— WHAT THE EXERCISE ASKS —
Below is a listing; reproduce each line of it exactly.

— DATASET EXTRACT —
········

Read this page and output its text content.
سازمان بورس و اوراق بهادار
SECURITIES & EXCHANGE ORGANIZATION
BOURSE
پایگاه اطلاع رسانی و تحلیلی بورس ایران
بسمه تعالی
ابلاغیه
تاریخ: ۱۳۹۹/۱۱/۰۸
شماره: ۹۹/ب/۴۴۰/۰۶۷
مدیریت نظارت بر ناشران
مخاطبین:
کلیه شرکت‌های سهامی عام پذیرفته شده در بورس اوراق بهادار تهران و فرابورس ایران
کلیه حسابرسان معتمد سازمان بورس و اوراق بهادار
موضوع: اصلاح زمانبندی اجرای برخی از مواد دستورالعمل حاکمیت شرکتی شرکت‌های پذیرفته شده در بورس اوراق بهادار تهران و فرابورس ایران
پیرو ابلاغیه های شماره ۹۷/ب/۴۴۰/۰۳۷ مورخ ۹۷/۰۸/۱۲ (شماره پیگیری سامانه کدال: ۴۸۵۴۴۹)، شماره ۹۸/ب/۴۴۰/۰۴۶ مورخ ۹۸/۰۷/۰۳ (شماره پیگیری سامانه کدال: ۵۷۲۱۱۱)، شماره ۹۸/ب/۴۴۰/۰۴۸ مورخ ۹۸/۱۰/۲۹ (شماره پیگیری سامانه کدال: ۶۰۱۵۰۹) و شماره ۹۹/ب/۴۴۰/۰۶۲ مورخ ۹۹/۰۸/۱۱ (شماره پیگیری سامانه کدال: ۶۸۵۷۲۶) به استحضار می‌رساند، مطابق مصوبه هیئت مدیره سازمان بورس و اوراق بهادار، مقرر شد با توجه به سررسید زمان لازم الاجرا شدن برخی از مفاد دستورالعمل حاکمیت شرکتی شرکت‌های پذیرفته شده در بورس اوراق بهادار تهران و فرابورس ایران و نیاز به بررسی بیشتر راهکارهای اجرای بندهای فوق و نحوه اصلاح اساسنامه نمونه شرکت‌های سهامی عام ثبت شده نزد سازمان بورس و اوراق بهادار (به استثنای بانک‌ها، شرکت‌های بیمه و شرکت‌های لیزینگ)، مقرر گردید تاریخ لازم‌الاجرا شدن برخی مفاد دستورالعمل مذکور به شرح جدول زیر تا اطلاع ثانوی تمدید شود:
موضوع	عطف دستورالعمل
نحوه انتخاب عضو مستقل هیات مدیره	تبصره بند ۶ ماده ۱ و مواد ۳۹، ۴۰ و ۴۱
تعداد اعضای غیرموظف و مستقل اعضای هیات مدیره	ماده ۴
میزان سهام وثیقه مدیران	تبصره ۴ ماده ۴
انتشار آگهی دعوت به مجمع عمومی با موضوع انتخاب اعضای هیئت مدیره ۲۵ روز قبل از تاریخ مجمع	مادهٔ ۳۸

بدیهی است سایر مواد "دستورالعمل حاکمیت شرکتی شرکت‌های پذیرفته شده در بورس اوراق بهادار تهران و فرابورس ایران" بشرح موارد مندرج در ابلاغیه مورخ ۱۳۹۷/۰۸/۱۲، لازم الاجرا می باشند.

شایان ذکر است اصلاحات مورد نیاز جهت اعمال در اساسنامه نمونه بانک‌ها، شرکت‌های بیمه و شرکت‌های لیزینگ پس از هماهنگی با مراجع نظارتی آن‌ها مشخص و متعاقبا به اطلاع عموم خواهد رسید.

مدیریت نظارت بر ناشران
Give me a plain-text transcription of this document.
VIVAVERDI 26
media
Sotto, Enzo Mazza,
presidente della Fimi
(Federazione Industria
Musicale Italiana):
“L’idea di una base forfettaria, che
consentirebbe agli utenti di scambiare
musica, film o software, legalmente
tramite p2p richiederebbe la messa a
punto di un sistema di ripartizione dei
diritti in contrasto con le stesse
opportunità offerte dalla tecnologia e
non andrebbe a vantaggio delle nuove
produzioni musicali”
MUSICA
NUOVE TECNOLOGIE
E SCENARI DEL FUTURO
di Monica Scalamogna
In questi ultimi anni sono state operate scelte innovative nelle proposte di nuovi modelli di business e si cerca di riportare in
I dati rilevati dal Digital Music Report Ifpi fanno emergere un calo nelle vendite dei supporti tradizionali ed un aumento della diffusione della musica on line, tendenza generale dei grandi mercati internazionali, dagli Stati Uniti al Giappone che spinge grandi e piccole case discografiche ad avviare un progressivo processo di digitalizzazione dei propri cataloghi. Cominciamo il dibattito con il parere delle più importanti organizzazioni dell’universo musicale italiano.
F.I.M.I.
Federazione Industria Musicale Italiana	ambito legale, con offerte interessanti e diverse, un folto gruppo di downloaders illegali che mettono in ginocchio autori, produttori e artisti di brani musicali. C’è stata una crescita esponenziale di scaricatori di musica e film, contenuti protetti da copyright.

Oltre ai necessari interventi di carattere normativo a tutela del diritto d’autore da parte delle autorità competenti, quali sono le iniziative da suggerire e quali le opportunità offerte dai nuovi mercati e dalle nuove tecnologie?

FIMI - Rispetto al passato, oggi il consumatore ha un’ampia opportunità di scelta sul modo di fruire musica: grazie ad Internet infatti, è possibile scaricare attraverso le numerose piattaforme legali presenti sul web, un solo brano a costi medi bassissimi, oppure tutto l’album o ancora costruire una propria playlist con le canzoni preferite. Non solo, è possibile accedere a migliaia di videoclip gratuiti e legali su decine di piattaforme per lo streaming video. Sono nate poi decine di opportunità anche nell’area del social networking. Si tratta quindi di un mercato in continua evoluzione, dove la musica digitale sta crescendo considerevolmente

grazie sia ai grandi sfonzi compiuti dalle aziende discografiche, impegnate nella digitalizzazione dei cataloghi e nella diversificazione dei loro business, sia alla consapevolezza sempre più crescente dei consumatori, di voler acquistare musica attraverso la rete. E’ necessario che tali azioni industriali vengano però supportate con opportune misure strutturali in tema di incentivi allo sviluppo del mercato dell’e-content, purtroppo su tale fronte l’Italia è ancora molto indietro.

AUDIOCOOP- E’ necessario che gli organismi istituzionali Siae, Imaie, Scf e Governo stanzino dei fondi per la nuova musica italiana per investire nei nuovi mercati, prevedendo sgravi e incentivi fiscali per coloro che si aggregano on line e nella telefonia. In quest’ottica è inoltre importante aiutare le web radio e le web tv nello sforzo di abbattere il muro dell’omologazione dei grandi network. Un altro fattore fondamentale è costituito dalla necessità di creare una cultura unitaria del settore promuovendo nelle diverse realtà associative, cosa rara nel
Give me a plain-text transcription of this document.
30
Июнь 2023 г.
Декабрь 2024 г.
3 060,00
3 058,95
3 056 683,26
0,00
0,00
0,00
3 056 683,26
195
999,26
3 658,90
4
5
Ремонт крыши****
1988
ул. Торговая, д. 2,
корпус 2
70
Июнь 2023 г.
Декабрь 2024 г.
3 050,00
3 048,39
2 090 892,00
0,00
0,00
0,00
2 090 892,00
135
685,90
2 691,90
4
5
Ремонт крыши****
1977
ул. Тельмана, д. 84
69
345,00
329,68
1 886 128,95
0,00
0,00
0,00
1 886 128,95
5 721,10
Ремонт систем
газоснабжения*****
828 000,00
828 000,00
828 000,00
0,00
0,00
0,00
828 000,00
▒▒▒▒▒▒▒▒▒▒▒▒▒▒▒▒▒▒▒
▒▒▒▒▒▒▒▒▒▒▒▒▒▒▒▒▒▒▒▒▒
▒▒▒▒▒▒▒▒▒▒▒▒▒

········

— SOLVED PROBLEM —
Read this page and output its text content.
سازمان بورس و اوراق بهادار
SECURITIES & EXCHANGE ORGANIZATION
BOURSE
پایگاه اطلاع رسانی و تحلیلی بورس ایران
بسمه تعالی
ابلاغیه
تاریخ: ۱۳۹۹/۱۱/۰۸
شماره: ۹۹/ب/۴۴۰/۰۶۷
مدیریت نظارت بر ناشران
مخاطبین:
کلیه شرکت‌های سهامی عام پذیرفته شده در بورس اوراق بهادار تهران و فرابورس ایران
کلیه حسابرسان معتمد سازمان بورس و اوراق بهادار
موضوع: اصلاح زمانبندی اجرای برخی از مواد دستورالعمل حاکمیت شرکتی شرکت‌های پذیرفته شده در بورس اوراق بهادار تهران و فرابورس ایران
پیرو ابلاغیه های شماره ۹۷/ب/۴۴۰/۰۳۷ مورخ ۹۷/۰۸/۱۲ (شماره پیگیری سامانه کدال: ۴۸۵۴۴۹)، شماره ۹۸/ب/۴۴۰/۰۴۶ مورخ ۹۸/۰۷/۰۳ (شماره پیگیری سامانه کدال: ۵۷۲۱۱۱)، شماره ۹۸/ب/۴۴۰/۰۴۸ مورخ ۹۸/۱۰/۲۹ (شماره پیگیری سامانه کدال: ۶۰۱۵۰۹) و شماره ۹۹/ب/۴۴۰/۰۶۲ مورخ ۹۹/۰۸/۱۱ (شماره پیگیری سامانه کدال: ۶۸۵۷۲۶) به استحضار می‌رساند، مطابق مصوبه هیئت مدیره سازمان بورس و اوراق بهادار، مقرر شد با توجه به سررسید زمان لازم الاجرا شدن برخی از مفاد دستورالعمل حاکمیت شرکتی شرکت‌های پذیرفته شده در بورس اوراق بهادار تهران و فرابورس ایران و نیاز به بررسی بیشتر راهکارهای اجرای بندهای فوق و نحوه اصلاح اساسنامه نمونه شرکت‌های سهامی عام ثبت شده نزد سازمان بورس و اوراق بهادار (به استثنای بانک‌ها، شرکت‌های بیمه و شرکت‌های لیزینگ)، مقرر گردید تاریخ لازم‌الاجرا شدن برخی مفاد دستورالعمل مذکور به شرح جدول زیر تا اطلاع ثانوی تمدید شود:
موضوع	عطف دستورالعمل
نحوه انتخاب عضو مستقل هیات مدیره	تبصره بند ۶ ماده ۱ و مواد ۳۹، ۴۰ و ۴۱
تعداد اعضای غیرموظف و مستقل اعضای هیات مدیره	ماده ۴
میزان سهام وثیقه مدیران	تبصره ۴ ماده ۴
انتشار آگهی دعوت به مجمع عمومی با موضوع انتخاب اعضای هیئت مدیره ۲۵ روز قبل از تاریخ مجمع	مادهٔ ۳۸

بدیهی است سایر مواد "دستورالعمل حاکمیت شرکتی شرکت‌های پذیرفته شده در بورس اوراق بهادار تهران و فرابورس ایران" بشرح موارد مندرج در ابلاغیه مورخ ۱۳۹۷/۰۸/۱۲، لازم الاجرا می باشند.

شایان ذکر است اصلاحات مورد نیاز جهت اعمال در اساسنامه نمونه بانک‌ها، شرکت‌های بیمه و شرکت‌های لیزینگ پس از هماهنگی با مراجع نظارتی آن‌ها مشخص و متعاقبا به اطلاع عموم خواهد رسید.

مدیریت نظارت بر ناشران
Give me a plain-text transcription of this document.
VIVAVERDI 26
media
Sotto, Enzo Mazza,
presidente della Fimi
(Federazione Industria
Musicale Italiana):
“L’idea di una base forfettaria, che
consentirebbe agli utenti di scambiare
musica, film o software, legalmente
tramite p2p richiederebbe la messa a
punto di un sistema di ripartizione dei
diritti in contrasto con le stesse
opportunità offerte dalla tecnologia e
non andrebbe a vantaggio delle nuove
produzioni musicali”
MUSICA
NUOVE TECNOLOGIE
E SCENARI DEL FUTURO
di Monica Scalamogna
In questi ultimi anni sono state operate scelte innovative nelle proposte di nuovi modelli di business e si cerca di riportare in
I dati rilevati dal Digital Music Report Ifpi fanno emergere un calo nelle vendite dei supporti tradizionali ed un aumento della diffusione della musica on line, tendenza generale dei grandi mercati internazionali, dagli Stati Uniti al Giappone che spinge grandi e piccole case discografiche ad avviare un progressivo processo di digitalizzazione dei propri cataloghi. Cominciamo il dibattito con il parere delle più importanti organizzazioni dell’universo musicale italiano.
F.I.M.I.
Federazione Industria Musicale Italiana	ambito legale, con offerte interessanti e diverse, un folto gruppo di downloaders illegali che mettono in ginocchio autori, produttori e artisti di brani musicali. C’è stata una crescita esponenziale di scaricatori di musica e film, contenuti protetti da copyright.

Oltre ai necessari interventi di carattere normativo a tutela del diritto d’autore da parte delle autorità competenti, quali sono le iniziative da suggerire e quali le opportunità offerte dai nuovi mercati e dalle nuove tecnologie?

FIMI - Rispetto al passato, oggi il consumatore ha un’ampia opportunità di scelta sul modo di fruire musica: grazie ad Internet infatti, è possibile scaricare attraverso le numerose piattaforme legali presenti sul web, un solo brano a costi medi bassissimi, oppure tutto l’album o ancora costruire una propria playlist con le canzoni preferite. Non solo, è possibile accedere a migliaia di videoclip gratuiti e legali su decine di piattaforme per lo streaming video. Sono nate poi decine di opportunità anche nell’area del social networking. Si tratta quindi di un mercato in continua evoluzione, dove la musica digitale sta crescendo considerevolmente

grazie sia ai grandi sfonzi compiuti dalle aziende discografiche, impegnate nella digitalizzazione dei cataloghi e nella diversificazione dei loro business, sia alla consapevolezza sempre più crescente dei consumatori, di voler acquistare musica attraverso la rete. E’ necessario che tali azioni industriali vengano però supportate con opportune misure strutturali in tema di incentivi allo sviluppo del mercato dell’e-content, purtroppo su tale fronte l’Italia è ancora molto indietro.

AUDIOCOOP- E’ necessario che gli organismi istituzionali Siae, Imaie, Scf e Governo stanzino dei fondi per la nuova musica italiana per investire nei nuovi mercati, prevedendo sgravi e incentivi fiscali per coloro che si aggregano on line e nella telefonia. In quest’ottica è inoltre importante aiutare le web radio e le web tv nello sforzo di abbattere il muro dell’omologazione dei grandi network. Un altro fattore fondamentale è costituito dalla necessità di creare una cultura unitaria del settore promuovendo nelle diverse realtà associative, cosa rara nel
Give me a plain-text transcription of this document.
30
Июнь 2023 г.
Декабрь 2024 г.
3 060,00
3 058,95
3 056 683,26
0,00
0,00
0,00
3 056 683,26
195
999,26
3 658,90
4
5
Ремонт крыши****
1988
ул. Торговая, д. 2,
корпус 2
70
Июнь 2023 г.
Декабрь 2024 г.
3 050,00
3 048,39
2 090 892,00
0,00
0,00
0,00
2 090 892,00
135
685,90
2 691,90
4
5
Ремонт крыши****
1977
ул. Тельмана, д. 84
69
345,00
329,68
1 886 128,95
0,00
0,00
0,00
1 886 128,95
5 721,10
Ремонт систем
газоснабжения*****
828 000,00
828 000,00
828 000,00
0,00
0,00
0,00
828 000,00
▒▒▒▒▒▒▒▒▒▒▒▒▒▒▒▒▒▒▒
▒▒▒▒▒▒▒▒▒▒▒▒▒▒▒▒▒▒▒▒▒
▒▒▒▒▒▒▒▒▒▒▒▒▒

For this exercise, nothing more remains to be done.